Set down exactly the lines that run from the line with "Read all visible content and emit it as JSON." to the end of the data, and nothing else.

[Items from a data source]

# # # # # # #

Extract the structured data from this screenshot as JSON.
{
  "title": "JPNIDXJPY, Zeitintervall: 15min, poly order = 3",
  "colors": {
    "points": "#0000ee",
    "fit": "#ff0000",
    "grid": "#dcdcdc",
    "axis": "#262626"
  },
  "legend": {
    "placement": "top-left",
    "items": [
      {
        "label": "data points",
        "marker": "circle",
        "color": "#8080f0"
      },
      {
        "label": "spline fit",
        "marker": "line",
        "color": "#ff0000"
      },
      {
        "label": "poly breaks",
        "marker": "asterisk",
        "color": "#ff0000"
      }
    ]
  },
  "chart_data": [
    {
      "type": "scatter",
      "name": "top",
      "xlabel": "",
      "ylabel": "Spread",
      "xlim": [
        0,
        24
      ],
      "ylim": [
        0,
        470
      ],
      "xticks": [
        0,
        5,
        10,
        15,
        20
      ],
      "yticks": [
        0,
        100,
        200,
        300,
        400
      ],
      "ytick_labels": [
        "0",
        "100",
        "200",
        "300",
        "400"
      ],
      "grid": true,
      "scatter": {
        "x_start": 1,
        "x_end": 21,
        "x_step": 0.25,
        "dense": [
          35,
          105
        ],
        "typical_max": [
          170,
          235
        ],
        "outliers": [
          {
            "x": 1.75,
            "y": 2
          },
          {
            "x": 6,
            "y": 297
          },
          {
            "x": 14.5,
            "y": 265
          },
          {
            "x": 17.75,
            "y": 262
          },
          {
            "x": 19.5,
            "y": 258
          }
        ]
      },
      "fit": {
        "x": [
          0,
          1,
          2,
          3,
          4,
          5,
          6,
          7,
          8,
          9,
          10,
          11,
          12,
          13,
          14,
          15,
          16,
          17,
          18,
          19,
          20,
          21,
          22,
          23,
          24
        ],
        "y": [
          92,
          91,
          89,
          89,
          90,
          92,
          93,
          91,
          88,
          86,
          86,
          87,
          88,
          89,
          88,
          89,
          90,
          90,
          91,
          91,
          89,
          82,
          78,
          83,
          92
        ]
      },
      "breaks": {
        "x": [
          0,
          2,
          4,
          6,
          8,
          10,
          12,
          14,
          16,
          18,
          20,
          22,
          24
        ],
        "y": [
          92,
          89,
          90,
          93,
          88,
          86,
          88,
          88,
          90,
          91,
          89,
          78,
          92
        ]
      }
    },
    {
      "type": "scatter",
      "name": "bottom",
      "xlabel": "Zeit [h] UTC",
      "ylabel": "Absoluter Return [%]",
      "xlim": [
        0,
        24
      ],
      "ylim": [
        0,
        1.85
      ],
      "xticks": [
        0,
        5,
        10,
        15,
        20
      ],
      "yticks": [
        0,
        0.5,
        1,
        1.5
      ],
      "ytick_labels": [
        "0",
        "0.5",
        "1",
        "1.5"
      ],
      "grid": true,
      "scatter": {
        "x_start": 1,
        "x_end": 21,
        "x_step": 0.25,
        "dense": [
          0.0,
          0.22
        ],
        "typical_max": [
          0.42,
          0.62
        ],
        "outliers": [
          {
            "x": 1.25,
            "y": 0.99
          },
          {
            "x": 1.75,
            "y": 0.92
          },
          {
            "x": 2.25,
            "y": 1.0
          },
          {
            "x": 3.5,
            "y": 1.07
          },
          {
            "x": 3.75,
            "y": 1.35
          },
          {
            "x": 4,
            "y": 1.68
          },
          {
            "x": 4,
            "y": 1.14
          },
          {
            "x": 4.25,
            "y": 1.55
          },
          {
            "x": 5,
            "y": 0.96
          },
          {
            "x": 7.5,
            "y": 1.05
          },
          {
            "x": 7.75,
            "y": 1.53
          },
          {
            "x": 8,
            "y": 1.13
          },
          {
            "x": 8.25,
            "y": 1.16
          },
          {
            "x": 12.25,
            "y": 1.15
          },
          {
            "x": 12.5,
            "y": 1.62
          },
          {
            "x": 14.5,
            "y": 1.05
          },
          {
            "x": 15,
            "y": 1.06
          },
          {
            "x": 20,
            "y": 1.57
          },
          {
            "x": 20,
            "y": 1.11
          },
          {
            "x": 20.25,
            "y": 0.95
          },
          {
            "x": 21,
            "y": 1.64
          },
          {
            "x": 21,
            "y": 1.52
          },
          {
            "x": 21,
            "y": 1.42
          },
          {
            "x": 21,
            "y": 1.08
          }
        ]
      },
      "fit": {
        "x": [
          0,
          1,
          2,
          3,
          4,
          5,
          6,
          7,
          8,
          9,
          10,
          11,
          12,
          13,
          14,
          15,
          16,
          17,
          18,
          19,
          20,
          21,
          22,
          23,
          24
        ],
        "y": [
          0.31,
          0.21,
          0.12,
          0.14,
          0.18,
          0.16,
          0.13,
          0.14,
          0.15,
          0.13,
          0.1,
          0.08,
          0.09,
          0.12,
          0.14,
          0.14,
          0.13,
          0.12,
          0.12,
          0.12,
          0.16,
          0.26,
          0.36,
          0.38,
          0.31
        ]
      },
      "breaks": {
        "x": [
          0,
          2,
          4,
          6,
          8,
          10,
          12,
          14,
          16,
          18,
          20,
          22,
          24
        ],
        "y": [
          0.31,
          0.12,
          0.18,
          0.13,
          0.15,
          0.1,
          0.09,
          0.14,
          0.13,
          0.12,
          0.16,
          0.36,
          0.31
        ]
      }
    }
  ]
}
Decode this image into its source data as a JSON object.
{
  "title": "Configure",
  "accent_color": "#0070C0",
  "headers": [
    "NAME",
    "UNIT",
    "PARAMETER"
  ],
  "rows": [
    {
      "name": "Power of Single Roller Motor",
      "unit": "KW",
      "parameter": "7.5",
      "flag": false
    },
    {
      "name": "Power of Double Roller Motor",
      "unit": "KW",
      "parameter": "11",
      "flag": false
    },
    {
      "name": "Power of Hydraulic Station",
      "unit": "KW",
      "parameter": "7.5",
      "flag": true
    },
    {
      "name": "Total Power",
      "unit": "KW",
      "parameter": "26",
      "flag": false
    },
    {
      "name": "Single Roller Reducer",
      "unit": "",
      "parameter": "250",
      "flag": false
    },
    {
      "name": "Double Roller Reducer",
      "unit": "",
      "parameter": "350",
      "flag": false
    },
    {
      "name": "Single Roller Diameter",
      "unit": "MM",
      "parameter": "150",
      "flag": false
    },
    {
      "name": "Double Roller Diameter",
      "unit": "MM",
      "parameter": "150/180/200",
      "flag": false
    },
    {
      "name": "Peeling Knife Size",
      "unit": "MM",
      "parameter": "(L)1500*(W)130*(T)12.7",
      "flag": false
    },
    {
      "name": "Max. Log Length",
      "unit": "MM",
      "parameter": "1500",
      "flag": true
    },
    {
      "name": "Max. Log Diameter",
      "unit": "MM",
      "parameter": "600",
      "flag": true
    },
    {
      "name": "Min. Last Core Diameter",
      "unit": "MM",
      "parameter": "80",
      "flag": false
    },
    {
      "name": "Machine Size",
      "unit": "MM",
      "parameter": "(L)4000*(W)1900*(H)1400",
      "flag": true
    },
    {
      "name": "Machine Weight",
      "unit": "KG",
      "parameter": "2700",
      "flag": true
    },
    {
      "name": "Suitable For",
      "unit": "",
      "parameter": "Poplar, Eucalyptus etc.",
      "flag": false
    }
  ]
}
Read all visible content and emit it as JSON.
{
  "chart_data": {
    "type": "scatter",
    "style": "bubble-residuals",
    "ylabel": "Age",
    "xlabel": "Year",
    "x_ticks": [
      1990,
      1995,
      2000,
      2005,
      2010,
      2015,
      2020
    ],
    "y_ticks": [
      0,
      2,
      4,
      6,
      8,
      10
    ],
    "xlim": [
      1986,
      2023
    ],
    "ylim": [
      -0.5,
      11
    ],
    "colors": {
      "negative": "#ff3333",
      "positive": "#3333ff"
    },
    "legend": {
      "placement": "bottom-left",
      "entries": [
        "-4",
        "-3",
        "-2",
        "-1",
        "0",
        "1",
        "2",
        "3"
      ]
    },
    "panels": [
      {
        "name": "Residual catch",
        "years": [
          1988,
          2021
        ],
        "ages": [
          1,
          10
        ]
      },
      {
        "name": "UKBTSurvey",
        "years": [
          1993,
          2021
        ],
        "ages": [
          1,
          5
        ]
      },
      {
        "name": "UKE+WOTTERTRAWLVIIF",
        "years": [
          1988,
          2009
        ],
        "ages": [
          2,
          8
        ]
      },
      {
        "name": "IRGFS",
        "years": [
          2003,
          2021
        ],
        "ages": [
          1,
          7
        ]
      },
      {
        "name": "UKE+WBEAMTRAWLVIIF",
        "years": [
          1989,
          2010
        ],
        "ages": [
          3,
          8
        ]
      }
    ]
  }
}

# # # # # # #

## SOLUTION TO THIS PROBLEM
Read all visible content and emit it as JSON.
{
  "chart_data": {
    "type": "scatter",
    "style": "bubble-residuals",
    "ylabel": "Age",
    "xlabel": "Year",
    "x_ticks": [
      1990,
      1995,
      2000,
      2005,
      2010,
      2015,
      2020
    ],
    "y_ticks": [
      0,
      2,
      4,
      6,
      8,
      10
    ],
    "xlim": [
      1986,
      2023
    ],
    "ylim": [
      -0.5,
      11
    ],
    "colors": {
      "negative": "#ff3333",
      "positive": "#3333ff"
    },
    "legend": {
      "placement": "bottom-left",
      "entries": [
        "-4",
        "-3",
        "-2",
        "-1",
        "0",
        "1",
        "2",
        "3"
      ]
    },
    "panels": [
      {
        "name": "Residual catch",
        "years": [
          1988,
          2021
        ],
        "ages": [
          1,
          10
        ]
      },
      {
        "name": "UKBTSurvey",
        "years": [
          1993,
          2021
        ],
        "ages": [
          1,
          5
        ]
      },
      {
        "name": "UKE+WOTTERTRAWLVIIF",
        "years": [
          1988,
          2009
        ],
        "ages": [
          2,
          8
        ]
      },
      {
        "name": "IRGFS",
        "years": [
          2003,
          2021
        ],
        "ages": [
          1,
          7
        ]
      },
      {
        "name": "UKE+WBEAMTRAWLVIIF",
        "years": [
          1989,
          2010
        ],
        "ages": [
          3,
          8
        ]
      }
    ]
  }
}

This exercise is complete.